--- BEGIN ---
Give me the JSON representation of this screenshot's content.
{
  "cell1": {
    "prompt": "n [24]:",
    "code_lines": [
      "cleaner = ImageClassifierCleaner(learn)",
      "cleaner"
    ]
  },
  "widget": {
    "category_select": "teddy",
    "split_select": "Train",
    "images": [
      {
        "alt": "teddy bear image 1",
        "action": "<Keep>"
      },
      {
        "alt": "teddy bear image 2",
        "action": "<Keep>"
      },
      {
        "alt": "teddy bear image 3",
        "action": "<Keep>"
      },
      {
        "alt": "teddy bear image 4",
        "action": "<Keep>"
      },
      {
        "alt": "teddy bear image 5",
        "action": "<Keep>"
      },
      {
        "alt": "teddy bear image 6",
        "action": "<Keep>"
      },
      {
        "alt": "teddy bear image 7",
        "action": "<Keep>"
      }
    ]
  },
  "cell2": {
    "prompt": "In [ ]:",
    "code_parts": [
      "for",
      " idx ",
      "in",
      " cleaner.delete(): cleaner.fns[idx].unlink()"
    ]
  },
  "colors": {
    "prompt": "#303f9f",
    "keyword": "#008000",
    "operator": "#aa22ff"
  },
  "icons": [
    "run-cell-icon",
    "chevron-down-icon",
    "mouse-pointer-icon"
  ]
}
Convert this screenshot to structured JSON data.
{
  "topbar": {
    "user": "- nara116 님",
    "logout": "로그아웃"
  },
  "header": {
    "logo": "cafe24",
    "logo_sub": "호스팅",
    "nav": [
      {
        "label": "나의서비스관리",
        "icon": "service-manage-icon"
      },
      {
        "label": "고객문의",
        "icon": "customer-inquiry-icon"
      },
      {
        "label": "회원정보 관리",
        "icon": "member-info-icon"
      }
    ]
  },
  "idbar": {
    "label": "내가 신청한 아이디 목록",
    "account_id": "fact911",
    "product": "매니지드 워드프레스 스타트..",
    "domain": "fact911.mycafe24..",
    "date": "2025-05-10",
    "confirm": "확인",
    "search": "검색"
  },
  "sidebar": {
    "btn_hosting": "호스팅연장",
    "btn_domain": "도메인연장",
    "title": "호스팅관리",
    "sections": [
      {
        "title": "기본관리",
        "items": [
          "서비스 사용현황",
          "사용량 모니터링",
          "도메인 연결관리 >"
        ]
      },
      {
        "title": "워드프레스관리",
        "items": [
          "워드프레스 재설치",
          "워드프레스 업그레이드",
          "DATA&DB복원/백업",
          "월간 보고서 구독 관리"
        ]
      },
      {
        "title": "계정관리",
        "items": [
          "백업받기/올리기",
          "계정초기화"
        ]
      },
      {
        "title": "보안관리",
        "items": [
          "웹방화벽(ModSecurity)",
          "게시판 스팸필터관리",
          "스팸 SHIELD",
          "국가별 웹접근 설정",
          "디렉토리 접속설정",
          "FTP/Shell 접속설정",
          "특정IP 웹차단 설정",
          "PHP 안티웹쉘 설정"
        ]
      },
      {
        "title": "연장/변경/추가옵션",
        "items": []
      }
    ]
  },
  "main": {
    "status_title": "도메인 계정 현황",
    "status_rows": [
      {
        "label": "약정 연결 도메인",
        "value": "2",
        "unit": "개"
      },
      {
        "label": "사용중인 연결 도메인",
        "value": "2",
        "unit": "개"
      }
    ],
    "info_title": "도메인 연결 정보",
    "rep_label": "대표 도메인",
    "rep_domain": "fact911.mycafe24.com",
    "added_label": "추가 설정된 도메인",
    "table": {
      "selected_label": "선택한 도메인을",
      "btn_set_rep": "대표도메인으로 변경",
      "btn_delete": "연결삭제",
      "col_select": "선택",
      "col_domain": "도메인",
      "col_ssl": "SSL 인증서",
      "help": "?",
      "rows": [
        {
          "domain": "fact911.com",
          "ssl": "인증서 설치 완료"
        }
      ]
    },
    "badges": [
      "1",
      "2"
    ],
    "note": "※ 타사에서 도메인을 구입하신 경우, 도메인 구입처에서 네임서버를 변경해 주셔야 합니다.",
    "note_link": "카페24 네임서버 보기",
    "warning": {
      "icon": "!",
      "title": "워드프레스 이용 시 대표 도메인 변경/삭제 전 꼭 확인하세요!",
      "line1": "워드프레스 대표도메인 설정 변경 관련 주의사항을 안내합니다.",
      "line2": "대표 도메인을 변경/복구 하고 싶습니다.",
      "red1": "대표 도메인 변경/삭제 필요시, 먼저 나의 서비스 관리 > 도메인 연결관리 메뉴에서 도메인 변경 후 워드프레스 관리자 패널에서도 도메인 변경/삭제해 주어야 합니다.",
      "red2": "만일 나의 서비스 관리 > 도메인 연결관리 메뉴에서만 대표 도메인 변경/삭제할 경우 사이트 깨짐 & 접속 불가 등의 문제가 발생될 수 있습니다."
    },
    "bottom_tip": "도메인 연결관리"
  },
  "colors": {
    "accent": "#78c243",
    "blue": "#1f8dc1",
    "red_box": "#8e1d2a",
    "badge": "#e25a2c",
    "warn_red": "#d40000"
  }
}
--- END ---
* TASK INSTRUCTIONS:
Give the count of lines holding the word "bear", with no other words.

* OUTPUT OF THE TASK:
7